WHAT YOU ARE ASKED TO DO: Check each line of the data below for the word "晶体的类型", then extract the ones that have it.

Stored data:

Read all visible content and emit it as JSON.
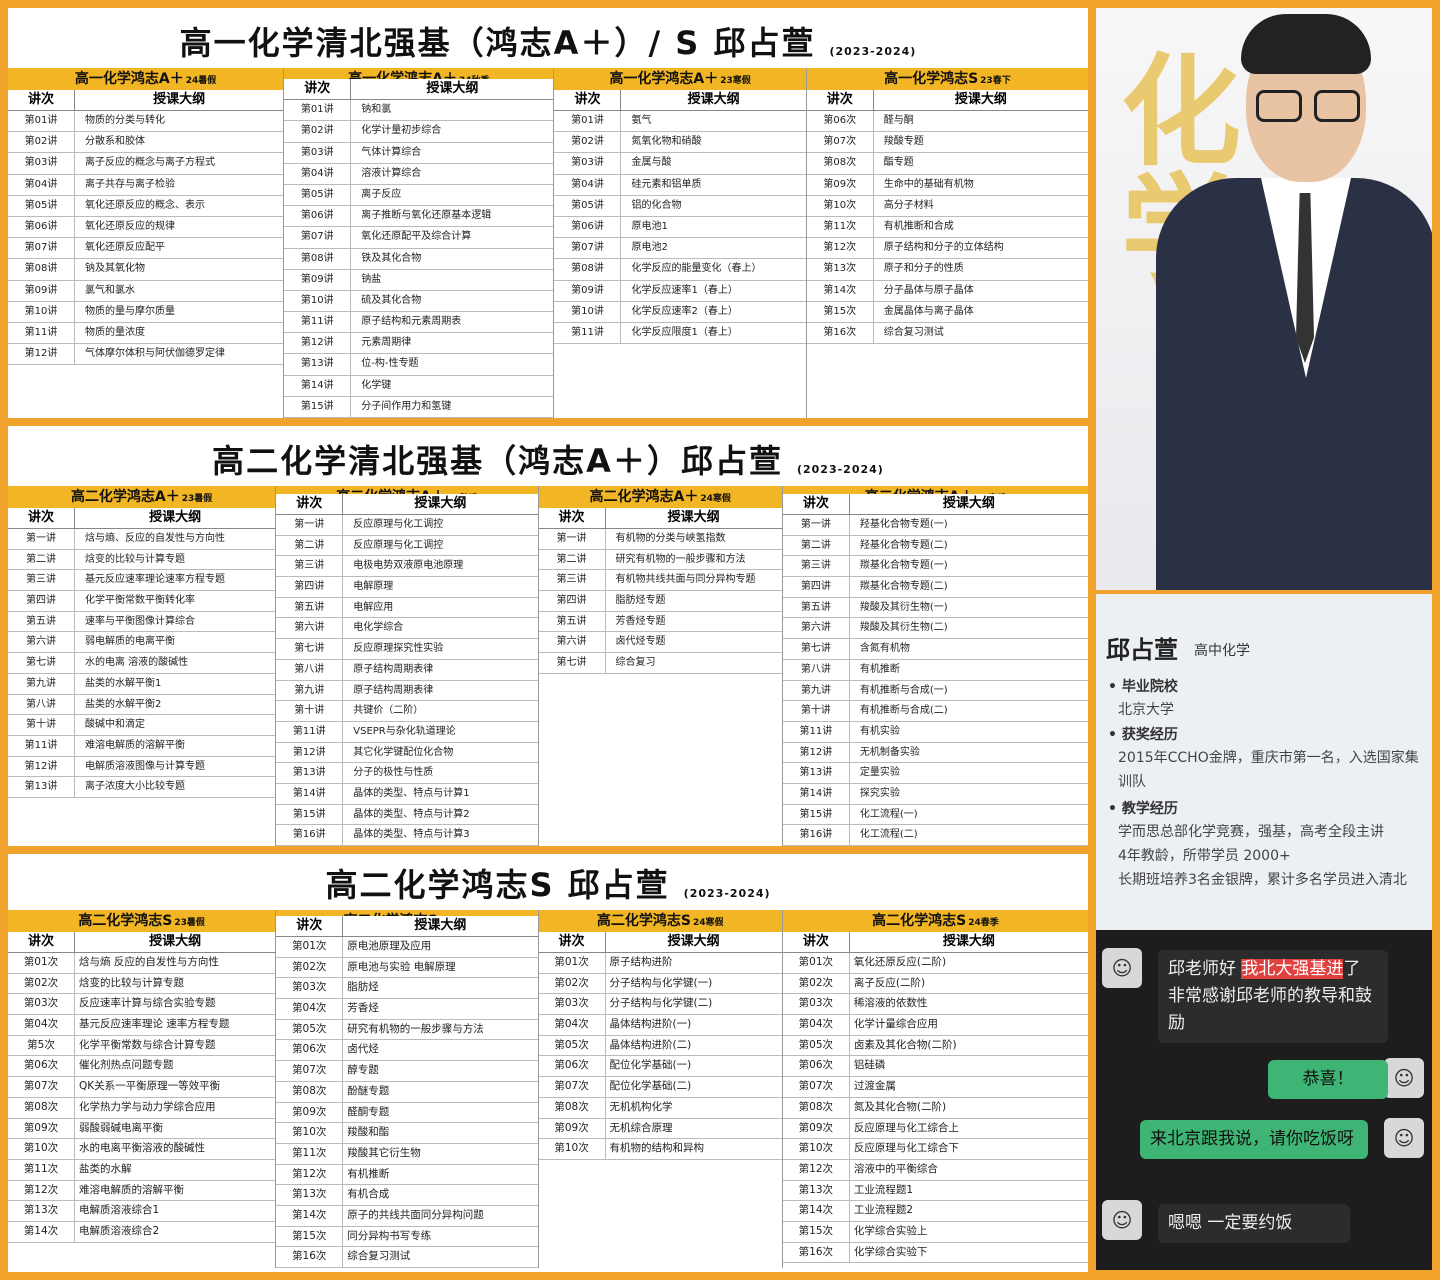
{
  "panel1": {
    "title": "高一化学清北强基（鸿志A＋）/ S 邱占萱",
    "year": "(2023-2024)",
    "columns": [
      {
        "head": "高一化学鸿志A＋",
        "tag": "24暑假",
        "h1": "讲次",
        "h2": "授课大纲",
        "rows": [
          [
            "第01讲",
            "物质的分类与转化"
          ],
          [
            "第02讲",
            "分散系和胶体"
          ],
          [
            "第03讲",
            "离子反应的概念与离子方程式"
          ],
          [
            "第04讲",
            "离子共存与离子检验"
          ],
          [
            "第05讲",
            "氧化还原反应的概念、表示"
          ],
          [
            "第06讲",
            "氧化还原反应的规律"
          ],
          [
            "第07讲",
            "氧化还原反应配平"
          ],
          [
            "第08讲",
            "钠及其氧化物"
          ],
          [
            "第09讲",
            "氯气和氯水"
          ],
          [
            "第10讲",
            "物质的量与摩尔质量"
          ],
          [
            "第11讲",
            "物质的量浓度"
          ],
          [
            "第12讲",
            "气体摩尔体积与阿伏伽德罗定律"
          ]
        ]
      },
      {
        "head": "高一化学鸿志A＋",
        "tag": "24秋季",
        "h1": "讲次",
        "h2": "授课大纲",
        "rows": [
          [
            "第01讲",
            "钠和氯"
          ],
          [
            "第02讲",
            "化学计量初步综合"
          ],
          [
            "第03讲",
            "气体计算综合"
          ],
          [
            "第04讲",
            "溶液计算综合"
          ],
          [
            "第05讲",
            "离子反应"
          ],
          [
            "第06讲",
            "离子推断与氧化还原基本逻辑"
          ],
          [
            "第07讲",
            "氧化还原配平及综合计算"
          ],
          [
            "第08讲",
            "铁及其化合物"
          ],
          [
            "第09讲",
            "钠盐"
          ],
          [
            "第10讲",
            "硫及其化合物"
          ],
          [
            "第11讲",
            "原子结构和元素周期表"
          ],
          [
            "第12讲",
            "元素周期律"
          ],
          [
            "第13讲",
            "位-构-性专题"
          ],
          [
            "第14讲",
            "化学键"
          ],
          [
            "第15讲",
            "分子间作用力和氢键"
          ]
        ]
      },
      {
        "head": "高一化学鸿志A＋",
        "tag": "23寒假",
        "h1": "讲次",
        "h2": "授课大纲",
        "rows": [
          [
            "第01讲",
            "氨气"
          ],
          [
            "第02讲",
            "氮氧化物和硝酸"
          ],
          [
            "第03讲",
            "金属与酸"
          ],
          [
            "第04讲",
            "硅元素和铝单质"
          ],
          [
            "第05讲",
            "铝的化合物"
          ],
          [
            "第06讲",
            "原电池1"
          ],
          [
            "第07讲",
            "原电池2"
          ],
          [
            "第08讲",
            "化学反应的能量变化（春上）"
          ],
          [
            "第09讲",
            "化学反应速率1（春上）"
          ],
          [
            "第10讲",
            "化学反应速率2（春上）"
          ],
          [
            "第11讲",
            "化学反应限度1（春上）"
          ]
        ]
      },
      {
        "head": "高一化学鸿志S",
        "tag": "23春下",
        "h1": "讲次",
        "h2": "授课大纲",
        "rows": [
          [
            "第06次",
            "醛与酮"
          ],
          [
            "第07次",
            "羧酸专题"
          ],
          [
            "第08次",
            "酯专题"
          ],
          [
            "第09次",
            "生命中的基础有机物"
          ],
          [
            "第10次",
            "高分子材料"
          ],
          [
            "第11次",
            "有机推断和合成"
          ],
          [
            "第12次",
            "原子结构和分子的立体结构"
          ],
          [
            "第13次",
            "原子和分子的性质"
          ],
          [
            "第14次",
            "分子晶体与原子晶体"
          ],
          [
            "第15次",
            "金属晶体与离子晶体"
          ],
          [
            "第16次",
            "综合复习测试"
          ]
        ]
      }
    ]
  },
  "panel2": {
    "title": "高二化学清北强基（鸿志A＋）邱占萱",
    "year": "(2023-2024)",
    "columns": [
      {
        "head": "高二化学鸿志A＋",
        "tag": "23暑假",
        "h1": "讲次",
        "h2": "授课大纲",
        "rows": [
          [
            "第一讲",
            "焓与熵、反应的自发性与方向性"
          ],
          [
            "第二讲",
            "焓变的比较与计算专题"
          ],
          [
            "第三讲",
            "基元反应速率理论速率方程专题"
          ],
          [
            "第四讲",
            "化学平衡常数平衡转化率"
          ],
          [
            "第五讲",
            "速率与平衡图像计算综合"
          ],
          [
            "第六讲",
            "弱电解质的电离平衡"
          ],
          [
            "第七讲",
            "水的电离 溶液的酸碱性"
          ],
          [
            "第九讲",
            "盐类的水解平衡1"
          ],
          [
            "第八讲",
            "盐类的水解平衡2"
          ],
          [
            "第十讲",
            "酸碱中和滴定"
          ],
          [
            "第11讲",
            "难溶电解质的溶解平衡"
          ],
          [
            "第12讲",
            "电解质溶液图像与计算专题"
          ],
          [
            "第13讲",
            "离子浓度大小比较专题"
          ]
        ]
      },
      {
        "head": "高二化学鸿志A＋",
        "tag": "23秋季",
        "h1": "讲次",
        "h2": "授课大纲",
        "rows": [
          [
            "第一讲",
            "反应原理与化工调控"
          ],
          [
            "第二讲",
            "反应原理与化工调控"
          ],
          [
            "第三讲",
            "电极电势双液原电池原理"
          ],
          [
            "第四讲",
            "电解原理"
          ],
          [
            "第五讲",
            "电解应用"
          ],
          [
            "第六讲",
            "电化学综合"
          ],
          [
            "第七讲",
            "反应原理探究性实验"
          ],
          [
            "第八讲",
            "原子结构周期表律"
          ],
          [
            "第九讲",
            "原子结构周期表律"
          ],
          [
            "第十讲",
            "共键价（二阶）"
          ],
          [
            "第11讲",
            "VSEPR与杂化轨道理论"
          ],
          [
            "第12讲",
            "其它化学键配位化合物"
          ],
          [
            "第13讲",
            "分子的极性与性质"
          ],
          [
            "第14讲",
            "晶体的类型、特点与计算1"
          ],
          [
            "第15讲",
            "晶体的类型、特点与计算2"
          ],
          [
            "第16讲",
            "晶体的类型、特点与计算3"
          ]
        ]
      },
      {
        "head": "高二化学鸿志A＋",
        "tag": "24寒假",
        "h1": "讲次",
        "h2": "授课大纲",
        "rows": [
          [
            "第一讲",
            "有机物的分类与峡氢指数"
          ],
          [
            "第二讲",
            "研究有机物的一般步骤和方法"
          ],
          [
            "第三讲",
            "有机物共线共面与同分异构专题"
          ],
          [
            "第四讲",
            "脂肪烃专题"
          ],
          [
            "第五讲",
            "芳香烃专题"
          ],
          [
            "第六讲",
            "卤代烃专题"
          ],
          [
            "第七讲",
            "综合复习"
          ]
        ]
      },
      {
        "head": "高二化学鸿志A＋",
        "tag": "24春季",
        "h1": "讲次",
        "h2": "授课大纲",
        "rows": [
          [
            "第一讲",
            "羟基化合物专题(一)"
          ],
          [
            "第二讲",
            "羟基化合物专题(二)"
          ],
          [
            "第三讲",
            "羰基化合物专题(一)"
          ],
          [
            "第四讲",
            "羰基化合物专题(二)"
          ],
          [
            "第五讲",
            "羧酸及其衍生物(一)"
          ],
          [
            "第六讲",
            "羧酸及其衍生物(二)"
          ],
          [
            "第七讲",
            "含氮有机物"
          ],
          [
            "第八讲",
            "有机推断"
          ],
          [
            "第九讲",
            "有机推断与合成(一)"
          ],
          [
            "第十讲",
            "有机推断与合成(二)"
          ],
          [
            "第11讲",
            "有机实验"
          ],
          [
            "第12讲",
            "无机制备实验"
          ],
          [
            "第13讲",
            "定量实验"
          ],
          [
            "第14讲",
            "探究实验"
          ],
          [
            "第15讲",
            "化工流程(一)"
          ],
          [
            "第16讲",
            "化工流程(二)"
          ]
        ]
      }
    ]
  },
  "panel3": {
    "title": "高二化学鸿志S  邱占萱",
    "year": "(2023-2024)",
    "columns": [
      {
        "head": "高二化学鸿志S",
        "tag": "23暑假",
        "h1": "讲次",
        "h2": "授课大纲",
        "rows": [
          [
            "第01次",
            "焓与熵 反应的自发性与方向性"
          ],
          [
            "第02次",
            "焓变的比较与计算专题"
          ],
          [
            "第03次",
            "反应速率计算与综合实验专题"
          ],
          [
            "第04次",
            "基元反应速率理论 速率方程专题"
          ],
          [
            "第5次",
            "化学平衡常数与综合计算专题"
          ],
          [
            "第06次",
            "催化剂热点问题专题"
          ],
          [
            "第07次",
            "QK关系一平衡原理一等效平衡"
          ],
          [
            "第08次",
            "化学热力学与动力学综合应用"
          ],
          [
            "第09次",
            "弱酸弱碱电离平衡"
          ],
          [
            "第10次",
            "水的电离平衡溶液的酸碱性"
          ],
          [
            "第11次",
            "盐类的水解"
          ],
          [
            "第12次",
            "难溶电解质的溶解平衡"
          ],
          [
            "第13次",
            "电解质溶液综合1"
          ],
          [
            "第14次",
            "电解质溶液综合2"
          ]
        ]
      },
      {
        "head": "高二化学鸿志S",
        "tag": "23秋季",
        "h1": "讲次",
        "h2": "授课大纲",
        "rows": [
          [
            "第01次",
            "原电池原理及应用"
          ],
          [
            "第02次",
            "原电池与实验 电解原理"
          ],
          [
            "第03次",
            "脂肪烃"
          ],
          [
            "第04次",
            "芳香烃"
          ],
          [
            "第05次",
            "研究有机物的一般步骤与方法"
          ],
          [
            "第06次",
            "卤代烃"
          ],
          [
            "第07次",
            "醇专题"
          ],
          [
            "第08次",
            "酚醚专题"
          ],
          [
            "第09次",
            "醛酮专题"
          ],
          [
            "第10次",
            "羧酸和酯"
          ],
          [
            "第11次",
            "羧酸其它衍生物"
          ],
          [
            "第12次",
            "有机推断"
          ],
          [
            "第13次",
            "有机合成"
          ],
          [
            "第14次",
            "原子的共线共面同分异构问题"
          ],
          [
            "第15次",
            "同分异构书写专练"
          ],
          [
            "第16次",
            "综合复习测试"
          ]
        ]
      },
      {
        "head": "高二化学鸿志S",
        "tag": "24寒假",
        "h1": "讲次",
        "h2": "授课大纲",
        "rows": [
          [
            "第01次",
            "原子结构进阶"
          ],
          [
            "第02次",
            "分子结构与化学键(一)"
          ],
          [
            "第03次",
            "分子结构与化学键(二)"
          ],
          [
            "第04次",
            "晶体结构进阶(一)"
          ],
          [
            "第05次",
            "晶体结构进阶(二)"
          ],
          [
            "第06次",
            "配位化学基础(一)"
          ],
          [
            "第07次",
            "配位化学基础(二)"
          ],
          [
            "第08次",
            "无机机构化学"
          ],
          [
            "第09次",
            "无机综合原理"
          ],
          [
            "第10次",
            "有机物的结构和异构"
          ]
        ]
      },
      {
        "head": "高二化学鸿志S",
        "tag": "24春季",
        "h1": "讲次",
        "h2": "授课大纲",
        "rows": [
          [
            "第01次",
            "氧化还原反应(二阶)"
          ],
          [
            "第02次",
            "离子反应(二阶)"
          ],
          [
            "第03次",
            "稀溶液的依数性"
          ],
          [
            "第04次",
            "化学计量综合应用"
          ],
          [
            "第05次",
            "卤素及其化合物(二阶)"
          ],
          [
            "第06次",
            "铝硅磷"
          ],
          [
            "第07次",
            "过渡金属"
          ],
          [
            "第08次",
            "氮及其化合物(二阶)"
          ],
          [
            "第09次",
            "反应原理与化工综合上"
          ],
          [
            "第10次",
            "反应原理与化工综合下"
          ],
          [
            "第12次",
            "溶液中的平衡综合"
          ],
          [
            "第13次",
            "工业流程题1"
          ],
          [
            "第14次",
            "工业流程题2"
          ],
          [
            "第15次",
            "化学综合实验上"
          ],
          [
            "第16次",
            "化学综合实验下"
          ]
        ]
      }
    ]
  },
  "profile": {
    "deco": "化学",
    "name": "邱占萱",
    "role": "高中化学",
    "school_label": "毕业院校",
    "school": "北京大学",
    "award_label": "获奖经历",
    "award": "2015年CCHO金牌，重庆市第一名，入选国家集训队",
    "teach_label": "教学经历",
    "teach1": "学而思总部化学竞赛，强基，高考全段主讲",
    "teach2": "4年教龄，所带学员 2000+",
    "teach3": "长期班培养3名金银牌，累计多名学员进入清北"
  },
  "chat": {
    "m1_pre": "邱老师好 ",
    "m1_hl": "我北大强基进",
    "m1_post": "了",
    "m1_line2": "非常感谢邱老师的教导和鼓励",
    "m2": "恭喜！",
    "m3": "来北京跟我说，请你吃饭呀",
    "m4": "嗯嗯 一定要约饭"
  }
}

THE RESPONSE:
            "晶体的类型、特点与计算1"
            "晶体的类型、特点与计算2"
            "晶体的类型、特点与计算3"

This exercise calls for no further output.